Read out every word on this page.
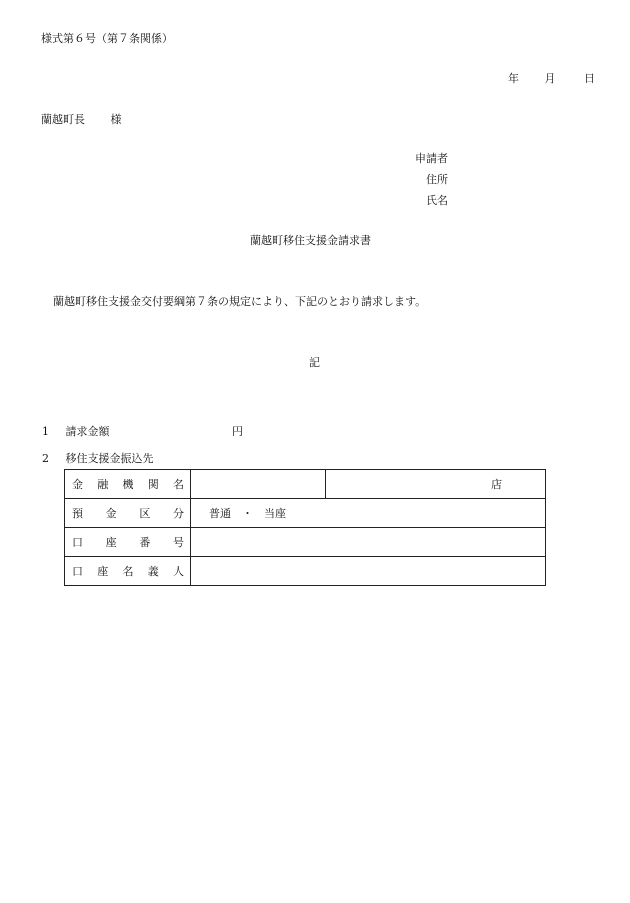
様式第６号（第７条関係）
年 月	日
蘭越町長 様
申請者
住所
氏名
蘭越町移住支援金請求書
蘭越町移住支援金交付要綱第７条の規定により、下記のとおり請求します。
記
1 請求金額	円
2 移住支援金振込先
金 融 機 関 名		店

預 金 区 分	普通　・　当座	

口 座 番 号		

口 座 名 義 人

- - - -

## TO DO
Exclude the pictures. Write out the remaining data exactly.

## TASK ANSWER
Read out every word on this page.
様式第６号（第７条関係）
年 月	日
蘭越町長 様
申請者
住所
氏名
蘭越町移住支援金請求書
蘭越町移住支援金交付要綱第７条の規定により、下記のとおり請求します。
記
1 請求金額	円
2 移住支援金振込先
金 融 機 関 名		店

預 金 区 分	普通　・　当座	

口 座 番 号		

口 座 名 義 人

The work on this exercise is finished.